_Task details_: Return the lines of the listing below verbatim, beginning with its first line and ending after the line that contains "604 774 634</box>".

_Records supplied_:
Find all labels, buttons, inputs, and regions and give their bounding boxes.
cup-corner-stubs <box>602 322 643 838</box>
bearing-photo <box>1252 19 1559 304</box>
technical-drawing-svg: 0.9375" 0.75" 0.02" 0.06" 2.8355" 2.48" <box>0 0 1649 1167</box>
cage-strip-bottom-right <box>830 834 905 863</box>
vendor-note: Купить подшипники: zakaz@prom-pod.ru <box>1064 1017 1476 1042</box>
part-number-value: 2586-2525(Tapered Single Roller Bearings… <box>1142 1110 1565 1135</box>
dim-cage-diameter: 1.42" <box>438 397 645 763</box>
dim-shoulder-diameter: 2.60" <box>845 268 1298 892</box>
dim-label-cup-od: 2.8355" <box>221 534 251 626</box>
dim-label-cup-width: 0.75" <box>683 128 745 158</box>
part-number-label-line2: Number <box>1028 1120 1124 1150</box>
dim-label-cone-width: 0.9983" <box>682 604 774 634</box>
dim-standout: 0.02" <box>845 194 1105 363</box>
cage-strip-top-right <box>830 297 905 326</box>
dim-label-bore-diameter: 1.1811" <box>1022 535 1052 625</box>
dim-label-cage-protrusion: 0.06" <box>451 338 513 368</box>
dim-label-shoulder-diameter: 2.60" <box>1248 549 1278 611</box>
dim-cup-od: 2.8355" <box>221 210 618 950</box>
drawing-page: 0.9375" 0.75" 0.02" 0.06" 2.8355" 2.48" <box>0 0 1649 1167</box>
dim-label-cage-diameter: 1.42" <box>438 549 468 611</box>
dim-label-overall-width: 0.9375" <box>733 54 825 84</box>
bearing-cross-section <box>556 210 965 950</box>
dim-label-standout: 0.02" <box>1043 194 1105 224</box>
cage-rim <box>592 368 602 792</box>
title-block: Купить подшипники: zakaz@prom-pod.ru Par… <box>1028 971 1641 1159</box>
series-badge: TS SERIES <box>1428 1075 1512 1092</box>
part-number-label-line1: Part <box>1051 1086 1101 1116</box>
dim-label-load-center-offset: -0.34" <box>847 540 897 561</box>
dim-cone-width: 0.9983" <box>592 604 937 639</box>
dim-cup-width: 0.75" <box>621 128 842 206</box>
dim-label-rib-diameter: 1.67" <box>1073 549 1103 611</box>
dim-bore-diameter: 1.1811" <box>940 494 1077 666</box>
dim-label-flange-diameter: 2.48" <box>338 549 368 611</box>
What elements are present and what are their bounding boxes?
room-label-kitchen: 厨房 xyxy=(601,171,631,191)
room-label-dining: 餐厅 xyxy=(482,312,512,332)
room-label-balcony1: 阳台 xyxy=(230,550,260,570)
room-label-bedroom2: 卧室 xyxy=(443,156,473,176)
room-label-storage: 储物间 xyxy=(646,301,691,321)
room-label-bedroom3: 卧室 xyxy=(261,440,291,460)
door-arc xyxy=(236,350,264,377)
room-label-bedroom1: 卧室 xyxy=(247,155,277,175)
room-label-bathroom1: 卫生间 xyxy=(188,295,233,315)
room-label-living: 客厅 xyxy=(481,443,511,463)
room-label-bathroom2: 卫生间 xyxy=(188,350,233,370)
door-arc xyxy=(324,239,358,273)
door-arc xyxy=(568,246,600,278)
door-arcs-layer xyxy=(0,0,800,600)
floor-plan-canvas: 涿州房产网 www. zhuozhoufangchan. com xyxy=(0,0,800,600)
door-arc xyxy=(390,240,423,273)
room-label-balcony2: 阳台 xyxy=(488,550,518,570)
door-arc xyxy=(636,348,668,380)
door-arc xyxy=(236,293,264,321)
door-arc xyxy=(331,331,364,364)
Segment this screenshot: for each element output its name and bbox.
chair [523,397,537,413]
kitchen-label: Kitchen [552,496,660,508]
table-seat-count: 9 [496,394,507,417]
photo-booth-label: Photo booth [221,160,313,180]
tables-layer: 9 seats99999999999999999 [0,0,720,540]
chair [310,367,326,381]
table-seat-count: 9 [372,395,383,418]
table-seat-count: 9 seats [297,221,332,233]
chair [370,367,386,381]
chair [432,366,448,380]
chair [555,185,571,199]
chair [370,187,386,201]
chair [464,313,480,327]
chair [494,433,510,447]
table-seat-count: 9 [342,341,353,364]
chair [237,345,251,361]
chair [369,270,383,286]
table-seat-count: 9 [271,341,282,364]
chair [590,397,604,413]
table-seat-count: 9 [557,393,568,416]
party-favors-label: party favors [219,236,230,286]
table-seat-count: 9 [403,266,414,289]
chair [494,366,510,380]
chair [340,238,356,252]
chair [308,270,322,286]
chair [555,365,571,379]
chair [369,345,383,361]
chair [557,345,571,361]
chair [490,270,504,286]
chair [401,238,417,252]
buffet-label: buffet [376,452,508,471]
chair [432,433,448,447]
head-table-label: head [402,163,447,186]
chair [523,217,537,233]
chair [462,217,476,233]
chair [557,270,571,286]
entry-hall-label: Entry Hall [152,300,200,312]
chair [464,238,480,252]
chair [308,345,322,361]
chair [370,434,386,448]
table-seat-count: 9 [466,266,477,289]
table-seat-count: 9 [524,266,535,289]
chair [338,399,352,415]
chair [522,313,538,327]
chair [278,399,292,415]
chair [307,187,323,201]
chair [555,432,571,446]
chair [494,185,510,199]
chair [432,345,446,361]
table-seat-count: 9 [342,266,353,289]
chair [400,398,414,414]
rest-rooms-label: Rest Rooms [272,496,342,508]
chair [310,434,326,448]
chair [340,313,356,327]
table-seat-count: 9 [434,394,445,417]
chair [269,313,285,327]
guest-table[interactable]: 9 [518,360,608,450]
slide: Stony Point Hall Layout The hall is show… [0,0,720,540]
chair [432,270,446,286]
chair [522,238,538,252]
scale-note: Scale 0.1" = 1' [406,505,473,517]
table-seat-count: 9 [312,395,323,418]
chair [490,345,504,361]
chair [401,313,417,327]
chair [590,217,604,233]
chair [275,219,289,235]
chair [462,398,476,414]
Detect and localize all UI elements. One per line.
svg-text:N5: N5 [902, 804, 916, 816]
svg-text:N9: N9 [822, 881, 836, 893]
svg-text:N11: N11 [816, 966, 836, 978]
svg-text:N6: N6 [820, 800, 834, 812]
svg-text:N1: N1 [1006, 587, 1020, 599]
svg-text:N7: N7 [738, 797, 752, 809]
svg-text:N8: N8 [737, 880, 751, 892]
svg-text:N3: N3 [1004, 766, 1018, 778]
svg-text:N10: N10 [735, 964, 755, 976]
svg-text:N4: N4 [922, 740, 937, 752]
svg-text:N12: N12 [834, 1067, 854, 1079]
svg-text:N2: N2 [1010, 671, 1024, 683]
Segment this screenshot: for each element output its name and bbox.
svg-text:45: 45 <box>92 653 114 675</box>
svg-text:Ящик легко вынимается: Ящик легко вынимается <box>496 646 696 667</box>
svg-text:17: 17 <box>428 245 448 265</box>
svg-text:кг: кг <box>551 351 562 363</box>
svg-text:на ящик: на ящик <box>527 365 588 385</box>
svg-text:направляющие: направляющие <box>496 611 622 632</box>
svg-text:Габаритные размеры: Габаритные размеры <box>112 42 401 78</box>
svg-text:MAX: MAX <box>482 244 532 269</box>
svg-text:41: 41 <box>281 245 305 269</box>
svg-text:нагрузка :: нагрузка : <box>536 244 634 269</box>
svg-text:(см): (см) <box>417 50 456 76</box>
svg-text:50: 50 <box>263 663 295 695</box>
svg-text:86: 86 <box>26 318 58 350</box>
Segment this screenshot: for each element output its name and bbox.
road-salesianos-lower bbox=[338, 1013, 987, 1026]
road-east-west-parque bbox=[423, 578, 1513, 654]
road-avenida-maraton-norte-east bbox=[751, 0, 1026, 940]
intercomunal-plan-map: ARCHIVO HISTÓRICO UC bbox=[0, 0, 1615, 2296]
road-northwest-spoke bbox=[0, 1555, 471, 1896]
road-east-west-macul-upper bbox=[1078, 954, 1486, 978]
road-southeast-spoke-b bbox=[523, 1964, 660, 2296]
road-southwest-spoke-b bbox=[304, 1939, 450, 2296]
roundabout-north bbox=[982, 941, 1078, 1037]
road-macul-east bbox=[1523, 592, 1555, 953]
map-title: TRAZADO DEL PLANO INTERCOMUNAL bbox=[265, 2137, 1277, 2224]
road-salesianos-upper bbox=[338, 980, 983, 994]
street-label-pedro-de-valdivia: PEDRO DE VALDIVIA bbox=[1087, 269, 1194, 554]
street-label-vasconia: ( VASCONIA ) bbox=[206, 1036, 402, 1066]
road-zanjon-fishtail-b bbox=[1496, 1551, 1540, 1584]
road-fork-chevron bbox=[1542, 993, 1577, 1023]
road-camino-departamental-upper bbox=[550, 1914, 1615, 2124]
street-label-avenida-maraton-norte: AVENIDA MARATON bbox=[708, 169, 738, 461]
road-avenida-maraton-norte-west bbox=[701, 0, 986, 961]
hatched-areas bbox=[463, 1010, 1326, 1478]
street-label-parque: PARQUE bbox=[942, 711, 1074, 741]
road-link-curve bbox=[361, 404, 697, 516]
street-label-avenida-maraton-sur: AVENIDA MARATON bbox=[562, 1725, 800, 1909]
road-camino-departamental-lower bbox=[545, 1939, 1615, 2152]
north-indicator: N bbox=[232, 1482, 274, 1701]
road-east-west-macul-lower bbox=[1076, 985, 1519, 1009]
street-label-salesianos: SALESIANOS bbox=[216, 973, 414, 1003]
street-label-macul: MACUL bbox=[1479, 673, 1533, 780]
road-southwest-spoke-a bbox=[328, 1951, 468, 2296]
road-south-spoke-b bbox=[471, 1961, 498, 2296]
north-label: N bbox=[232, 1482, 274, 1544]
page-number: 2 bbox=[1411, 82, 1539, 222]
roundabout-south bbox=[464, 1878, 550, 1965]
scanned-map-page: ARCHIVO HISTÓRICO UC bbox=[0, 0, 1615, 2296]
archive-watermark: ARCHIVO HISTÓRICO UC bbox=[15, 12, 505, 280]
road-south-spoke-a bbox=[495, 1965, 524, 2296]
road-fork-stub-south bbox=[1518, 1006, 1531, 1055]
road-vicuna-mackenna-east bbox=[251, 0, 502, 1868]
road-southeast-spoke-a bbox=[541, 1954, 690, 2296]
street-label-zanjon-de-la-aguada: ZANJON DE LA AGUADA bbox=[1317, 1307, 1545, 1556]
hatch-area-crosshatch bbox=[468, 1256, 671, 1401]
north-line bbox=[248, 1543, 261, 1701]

_Response below_:
Find all labels, buttons, inputs, and regions and give their bounding boxes.
cup-corner-stubs <box>602 322 643 838</box>
bearing-photo <box>1252 19 1559 304</box>
technical-drawing-svg: 0.9375" 0.75" 0.02" 0.06" 2.8355" 2.48" <box>0 0 1649 1167</box>
cage-strip-bottom-right <box>830 834 905 863</box>
vendor-note: Купить подшипники: zakaz@prom-pod.ru <box>1064 1017 1476 1042</box>
part-number-value: 2586-2525(Tapered Single Roller Bearings… <box>1142 1110 1565 1135</box>
dim-cage-diameter: 1.42" <box>438 397 645 763</box>
dim-shoulder-diameter: 2.60" <box>845 268 1298 892</box>
dim-label-cup-od: 2.8355" <box>221 534 251 626</box>
dim-label-cup-width: 0.75" <box>683 128 745 158</box>
part-number-label-line2: Number <box>1028 1120 1124 1150</box>
dim-label-cone-width: 0.9983" <box>682 604 774 634</box>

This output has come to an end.